Work instructions: Repeat everything in the material exactly.

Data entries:
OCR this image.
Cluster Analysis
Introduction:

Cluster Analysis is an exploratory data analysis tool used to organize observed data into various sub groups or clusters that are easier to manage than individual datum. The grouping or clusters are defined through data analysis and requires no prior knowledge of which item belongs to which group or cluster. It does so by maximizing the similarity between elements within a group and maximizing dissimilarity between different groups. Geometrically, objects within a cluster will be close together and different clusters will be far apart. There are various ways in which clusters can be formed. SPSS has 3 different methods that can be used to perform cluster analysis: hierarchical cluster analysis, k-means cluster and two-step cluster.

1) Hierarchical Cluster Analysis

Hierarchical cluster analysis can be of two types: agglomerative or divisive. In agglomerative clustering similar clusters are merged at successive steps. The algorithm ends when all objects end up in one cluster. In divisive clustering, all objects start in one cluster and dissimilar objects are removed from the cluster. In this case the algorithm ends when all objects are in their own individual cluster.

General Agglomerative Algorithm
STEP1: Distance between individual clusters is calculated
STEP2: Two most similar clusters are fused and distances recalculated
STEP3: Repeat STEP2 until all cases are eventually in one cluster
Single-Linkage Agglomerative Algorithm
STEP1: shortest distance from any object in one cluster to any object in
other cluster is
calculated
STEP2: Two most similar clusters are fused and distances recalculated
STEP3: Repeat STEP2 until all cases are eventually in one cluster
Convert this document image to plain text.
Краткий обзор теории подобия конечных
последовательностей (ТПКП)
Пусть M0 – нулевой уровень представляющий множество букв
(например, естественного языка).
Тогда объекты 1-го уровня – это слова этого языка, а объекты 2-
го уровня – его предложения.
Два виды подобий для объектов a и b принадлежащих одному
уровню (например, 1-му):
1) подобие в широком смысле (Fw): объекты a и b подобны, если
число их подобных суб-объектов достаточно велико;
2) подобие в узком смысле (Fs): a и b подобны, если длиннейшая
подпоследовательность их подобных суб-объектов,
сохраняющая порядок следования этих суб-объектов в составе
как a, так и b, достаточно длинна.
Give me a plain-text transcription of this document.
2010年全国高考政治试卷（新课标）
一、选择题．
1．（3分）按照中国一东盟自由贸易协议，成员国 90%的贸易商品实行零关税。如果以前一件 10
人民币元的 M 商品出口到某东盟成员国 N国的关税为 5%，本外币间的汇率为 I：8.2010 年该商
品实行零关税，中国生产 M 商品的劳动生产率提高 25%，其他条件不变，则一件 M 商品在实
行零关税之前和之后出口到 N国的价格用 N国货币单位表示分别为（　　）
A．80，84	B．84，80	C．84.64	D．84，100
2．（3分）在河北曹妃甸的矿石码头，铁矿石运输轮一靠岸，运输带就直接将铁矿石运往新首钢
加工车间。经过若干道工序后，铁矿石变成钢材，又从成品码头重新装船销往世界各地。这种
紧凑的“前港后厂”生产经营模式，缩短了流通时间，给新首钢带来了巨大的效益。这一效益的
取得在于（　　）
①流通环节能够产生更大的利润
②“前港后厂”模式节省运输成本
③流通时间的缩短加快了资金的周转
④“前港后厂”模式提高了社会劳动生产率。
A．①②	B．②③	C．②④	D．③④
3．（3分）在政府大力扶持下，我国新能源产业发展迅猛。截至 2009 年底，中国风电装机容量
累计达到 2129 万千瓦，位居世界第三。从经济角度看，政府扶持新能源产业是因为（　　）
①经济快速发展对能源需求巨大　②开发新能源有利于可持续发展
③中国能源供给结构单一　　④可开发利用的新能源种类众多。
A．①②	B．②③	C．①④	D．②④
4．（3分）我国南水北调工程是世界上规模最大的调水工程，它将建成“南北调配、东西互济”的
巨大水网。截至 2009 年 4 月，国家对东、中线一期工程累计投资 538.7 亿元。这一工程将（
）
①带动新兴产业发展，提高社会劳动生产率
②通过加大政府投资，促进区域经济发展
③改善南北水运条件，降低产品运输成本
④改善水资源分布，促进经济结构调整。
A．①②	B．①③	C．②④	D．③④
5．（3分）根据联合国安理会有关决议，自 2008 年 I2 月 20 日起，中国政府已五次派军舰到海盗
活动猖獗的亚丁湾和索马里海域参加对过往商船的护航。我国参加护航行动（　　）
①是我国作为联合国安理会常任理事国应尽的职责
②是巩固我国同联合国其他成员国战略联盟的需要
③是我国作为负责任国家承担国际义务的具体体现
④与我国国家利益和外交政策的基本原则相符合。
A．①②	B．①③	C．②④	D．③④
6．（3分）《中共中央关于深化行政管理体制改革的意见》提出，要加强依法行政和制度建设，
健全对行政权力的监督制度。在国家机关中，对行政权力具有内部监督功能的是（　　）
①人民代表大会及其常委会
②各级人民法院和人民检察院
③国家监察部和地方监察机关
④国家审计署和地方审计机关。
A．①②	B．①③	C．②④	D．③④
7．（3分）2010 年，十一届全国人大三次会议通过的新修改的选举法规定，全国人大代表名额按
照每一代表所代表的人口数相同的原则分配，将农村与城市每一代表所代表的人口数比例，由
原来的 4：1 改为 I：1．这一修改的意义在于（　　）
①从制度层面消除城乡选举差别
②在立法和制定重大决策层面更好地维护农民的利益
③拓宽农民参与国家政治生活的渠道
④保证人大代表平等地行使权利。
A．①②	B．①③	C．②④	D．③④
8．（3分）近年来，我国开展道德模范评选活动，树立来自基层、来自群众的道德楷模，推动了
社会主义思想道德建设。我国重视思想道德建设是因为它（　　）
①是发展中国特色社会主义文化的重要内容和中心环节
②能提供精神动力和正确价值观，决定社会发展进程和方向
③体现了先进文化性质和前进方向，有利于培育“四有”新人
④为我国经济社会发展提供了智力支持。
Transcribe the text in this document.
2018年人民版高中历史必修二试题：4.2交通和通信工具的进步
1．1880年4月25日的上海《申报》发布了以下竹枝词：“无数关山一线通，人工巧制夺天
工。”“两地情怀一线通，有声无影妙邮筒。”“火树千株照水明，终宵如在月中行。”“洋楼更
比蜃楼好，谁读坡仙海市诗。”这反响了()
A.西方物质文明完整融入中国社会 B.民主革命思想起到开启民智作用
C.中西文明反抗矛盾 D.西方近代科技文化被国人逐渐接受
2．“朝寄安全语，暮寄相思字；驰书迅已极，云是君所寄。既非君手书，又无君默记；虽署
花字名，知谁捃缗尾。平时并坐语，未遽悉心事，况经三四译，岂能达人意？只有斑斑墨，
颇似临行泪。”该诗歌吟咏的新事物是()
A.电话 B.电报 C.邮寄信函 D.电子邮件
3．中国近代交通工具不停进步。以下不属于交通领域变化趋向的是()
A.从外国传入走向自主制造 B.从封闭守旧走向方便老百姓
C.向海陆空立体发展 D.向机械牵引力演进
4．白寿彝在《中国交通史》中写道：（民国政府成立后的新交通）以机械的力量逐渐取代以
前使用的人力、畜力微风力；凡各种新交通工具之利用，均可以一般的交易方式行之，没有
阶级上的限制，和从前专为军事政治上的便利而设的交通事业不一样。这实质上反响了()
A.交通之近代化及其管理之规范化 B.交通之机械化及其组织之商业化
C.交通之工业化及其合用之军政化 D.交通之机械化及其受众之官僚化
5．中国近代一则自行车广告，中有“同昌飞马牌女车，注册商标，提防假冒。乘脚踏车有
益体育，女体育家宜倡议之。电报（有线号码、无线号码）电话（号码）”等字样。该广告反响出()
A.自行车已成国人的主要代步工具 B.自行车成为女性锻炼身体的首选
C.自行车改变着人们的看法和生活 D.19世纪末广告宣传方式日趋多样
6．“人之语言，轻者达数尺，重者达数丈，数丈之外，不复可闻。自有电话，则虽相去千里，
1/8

Solution to this problem:
OCR this image.
Cluster Analysis
Introduction:

Cluster Analysis is an exploratory data analysis tool used to organize observed data into various sub groups or clusters that are easier to manage than individual datum. The grouping or clusters are defined through data analysis and requires no prior knowledge of which item belongs to which group or cluster. It does so by maximizing the similarity between elements within a group and maximizing dissimilarity between different groups. Geometrically, objects within a cluster will be close together and different clusters will be far apart. There are various ways in which clusters can be formed. SPSS has 3 different methods that can be used to perform cluster analysis: hierarchical cluster analysis, k-means cluster and two-step cluster.

1) Hierarchical Cluster Analysis

Hierarchical cluster analysis can be of two types: agglomerative or divisive. In agglomerative clustering similar clusters are merged at successive steps. The algorithm ends when all objects end up in one cluster. In divisive clustering, all objects start in one cluster and dissimilar objects are removed from the cluster. In this case the algorithm ends when all objects are in their own individual cluster.

General Agglomerative Algorithm
STEP1: Distance between individual clusters is calculated
STEP2: Two most similar clusters are fused and distances recalculated
STEP3: Repeat STEP2 until all cases are eventually in one cluster
Single-Linkage Agglomerative Algorithm
STEP1: shortest distance from any object in one cluster to any object in
other cluster is
calculated
STEP2: Two most similar clusters are fused and distances recalculated
STEP3: Repeat STEP2 until all cases are eventually in one cluster
Convert this document image to plain text.
Краткий обзор теории подобия конечных
последовательностей (ТПКП)
Пусть M0 – нулевой уровень представляющий множество букв
(например, естественного языка).
Тогда объекты 1-го уровня – это слова этого языка, а объекты 2-
го уровня – его предложения.
Два виды подобий для объектов a и b принадлежащих одному
уровню (например, 1-му):
1) подобие в широком смысле (Fw): объекты a и b подобны, если
число их подобных суб-объектов достаточно велико;
2) подобие в узком смысле (Fs): a и b подобны, если длиннейшая
подпоследовательность их подобных суб-объектов,
сохраняющая порядок следования этих суб-объектов в составе
как a, так и b, достаточно длинна.
Give me a plain-text transcription of this document.
2010年全国高考政治试卷（新课标）
一、选择题．
1．（3分）按照中国一东盟自由贸易协议，成员国 90%的贸易商品实行零关税。如果以前一件 10
人民币元的 M 商品出口到某东盟成员国 N国的关税为 5%，本外币间的汇率为 I：8.2010 年该商
品实行零关税，中国生产 M 商品的劳动生产率提高 25%，其他条件不变，则一件 M 商品在实
行零关税之前和之后出口到 N国的价格用 N国货币单位表示分别为（　　）
A．80，84	B．84，80	C．84.64	D．84，100
2．（3分）在河北曹妃甸的矿石码头，铁矿石运输轮一靠岸，运输带就直接将铁矿石运往新首钢
加工车间。经过若干道工序后，铁矿石变成钢材，又从成品码头重新装船销往世界各地。这种
紧凑的“前港后厂”生产经营模式，缩短了流通时间，给新首钢带来了巨大的效益。这一效益的
取得在于（　　）
①流通环节能够产生更大的利润
②“前港后厂”模式节省运输成本
③流通时间的缩短加快了资金的周转
④“前港后厂”模式提高了社会劳动生产率。
A．①②	B．②③	C．②④	D．③④
3．（3分）在政府大力扶持下，我国新能源产业发展迅猛。截至 2009 年底，中国风电装机容量
累计达到 2129 万千瓦，位居世界第三。从经济角度看，政府扶持新能源产业是因为（　　）
①经济快速发展对能源需求巨大　②开发新能源有利于可持续发展
③中国能源供给结构单一　　④可开发利用的新能源种类众多。
A．①②	B．②③	C．①④	D．②④
4．（3分）我国南水北调工程是世界上规模最大的调水工程，它将建成“南北调配、东西互济”的
巨大水网。截至 2009 年 4 月，国家对东、中线一期工程累计投资 538.7 亿元。这一工程将（
）
①带动新兴产业发展，提高社会劳动生产率
②通过加大政府投资，促进区域经济发展
③改善南北水运条件，降低产品运输成本
④改善水资源分布，促进经济结构调整。
A．①②	B．①③	C．②④	D．③④
5．（3分）根据联合国安理会有关决议，自 2008 年 I2 月 20 日起，中国政府已五次派军舰到海盗
活动猖獗的亚丁湾和索马里海域参加对过往商船的护航。我国参加护航行动（　　）
①是我国作为联合国安理会常任理事国应尽的职责
②是巩固我国同联合国其他成员国战略联盟的需要
③是我国作为负责任国家承担国际义务的具体体现
④与我国国家利益和外交政策的基本原则相符合。
A．①②	B．①③	C．②④	D．③④
6．（3分）《中共中央关于深化行政管理体制改革的意见》提出，要加强依法行政和制度建设，
健全对行政权力的监督制度。在国家机关中，对行政权力具有内部监督功能的是（　　）
①人民代表大会及其常委会
②各级人民法院和人民检察院
③国家监察部和地方监察机关
④国家审计署和地方审计机关。
A．①②	B．①③	C．②④	D．③④
7．（3分）2010 年，十一届全国人大三次会议通过的新修改的选举法规定，全国人大代表名额按
照每一代表所代表的人口数相同的原则分配，将农村与城市每一代表所代表的人口数比例，由
原来的 4：1 改为 I：1．这一修改的意义在于（　　）
①从制度层面消除城乡选举差别
②在立法和制定重大决策层面更好地维护农民的利益
③拓宽农民参与国家政治生活的渠道
④保证人大代表平等地行使权利。
A．①②	B．①③	C．②④	D．③④
8．（3分）近年来，我国开展道德模范评选活动，树立来自基层、来自群众的道德楷模，推动了
社会主义思想道德建设。我国重视思想道德建设是因为它（　　）
①是发展中国特色社会主义文化的重要内容和中心环节
②能提供精神动力和正确价值观，决定社会发展进程和方向
③体现了先进文化性质和前进方向，有利于培育“四有”新人
④为我国经济社会发展提供了智力支持。
Transcribe the text in this document.
2018年人民版高中历史必修二试题：4.2交通和通信工具的进步
1．1880年4月25日的上海《申报》发布了以下竹枝词：“无数关山一线通，人工巧制夺天
工。”“两地情怀一线通，有声无影妙邮筒。”“火树千株照水明，终宵如在月中行。”“洋楼更
比蜃楼好，谁读坡仙海市诗。”这反响了()
A.西方物质文明完整融入中国社会 B.民主革命思想起到开启民智作用
C.中西文明反抗矛盾 D.西方近代科技文化被国人逐渐接受
2．“朝寄安全语，暮寄相思字；驰书迅已极，云是君所寄。既非君手书，又无君默记；虽署
花字名，知谁捃缗尾。平时并坐语，未遽悉心事，况经三四译，岂能达人意？只有斑斑墨，
颇似临行泪。”该诗歌吟咏的新事物是()
A.电话 B.电报 C.邮寄信函 D.电子邮件
3．中国近代交通工具不停进步。以下不属于交通领域变化趋向的是()
A.从外国传入走向自主制造 B.从封闭守旧走向方便老百姓
C.向海陆空立体发展 D.向机械牵引力演进
4．白寿彝在《中国交通史》中写道：（民国政府成立后的新交通）以机械的力量逐渐取代以
前使用的人力、畜力微风力；凡各种新交通工具之利用，均可以一般的交易方式行之，没有
阶级上的限制，和从前专为军事政治上的便利而设的交通事业不一样。这实质上反响了()
A.交通之近代化及其管理之规范化 B.交通之机械化及其组织之商业化
C.交通之工业化及其合用之军政化 D.交通之机械化及其受众之官僚化
5．中国近代一则自行车广告，中有“同昌飞马牌女车，注册商标，提防假冒。乘脚踏车有
益体育，女体育家宜倡议之。电报（有线号码、无线号码）电话（号码）”等字样。该广告反响出()
A.自行车已成国人的主要代步工具 B.自行车成为女性锻炼身体的首选
C.自行车改变着人们的看法和生活 D.19世纪末广告宣传方式日趋多样
6．“人之语言，轻者达数尺，重者达数丈，数丈之外，不复可闻。自有电话，则虽相去千里，
1/8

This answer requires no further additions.